- Input rows
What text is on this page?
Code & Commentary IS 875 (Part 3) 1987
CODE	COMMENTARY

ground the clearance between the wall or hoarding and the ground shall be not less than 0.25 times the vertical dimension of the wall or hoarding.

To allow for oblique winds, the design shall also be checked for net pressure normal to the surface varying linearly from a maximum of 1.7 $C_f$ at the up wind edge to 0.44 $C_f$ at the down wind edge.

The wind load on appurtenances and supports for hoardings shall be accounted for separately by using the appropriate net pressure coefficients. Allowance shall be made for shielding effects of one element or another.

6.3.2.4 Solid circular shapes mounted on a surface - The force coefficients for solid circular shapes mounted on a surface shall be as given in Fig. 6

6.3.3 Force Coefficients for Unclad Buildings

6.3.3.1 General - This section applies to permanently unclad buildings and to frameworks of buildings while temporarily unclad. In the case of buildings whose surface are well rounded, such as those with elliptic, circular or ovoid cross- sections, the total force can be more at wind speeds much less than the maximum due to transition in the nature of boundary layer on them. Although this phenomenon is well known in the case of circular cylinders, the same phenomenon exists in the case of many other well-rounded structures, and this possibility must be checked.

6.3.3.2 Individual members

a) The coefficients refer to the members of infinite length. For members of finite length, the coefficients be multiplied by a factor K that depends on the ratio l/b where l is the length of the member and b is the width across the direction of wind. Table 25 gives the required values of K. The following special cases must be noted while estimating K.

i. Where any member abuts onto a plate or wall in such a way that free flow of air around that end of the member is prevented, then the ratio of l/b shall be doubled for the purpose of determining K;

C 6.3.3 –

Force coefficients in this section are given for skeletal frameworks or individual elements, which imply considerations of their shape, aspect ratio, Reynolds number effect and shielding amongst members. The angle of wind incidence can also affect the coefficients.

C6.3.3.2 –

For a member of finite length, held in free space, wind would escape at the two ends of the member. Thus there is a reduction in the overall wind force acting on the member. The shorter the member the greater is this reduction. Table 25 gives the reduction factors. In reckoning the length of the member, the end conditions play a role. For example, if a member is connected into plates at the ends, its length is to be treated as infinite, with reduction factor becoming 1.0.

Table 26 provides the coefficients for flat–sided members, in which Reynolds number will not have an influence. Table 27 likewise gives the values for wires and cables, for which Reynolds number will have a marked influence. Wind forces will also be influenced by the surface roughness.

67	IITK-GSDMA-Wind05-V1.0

- Instructions to follow
Search the records for the word "values". Copy every line that has it.

- Correct response
a) The coefficients refer to the members of infinite length. For members of finite length, the coefficients be multiplied by a factor K that depends on the ratio l/b where l is the length of the member and b is the width across the direction of wind. Table 25 gives the required values of K. The following special cases must be noted while estimating K.
Table 26 provides the coefficients for flat–sided members, in which Reynolds number will not have an influence. Table 27 likewise gives the values for wires and cables, for which Reynolds number will have a marked influence. Wind forces will also be influenced by the surface roughness.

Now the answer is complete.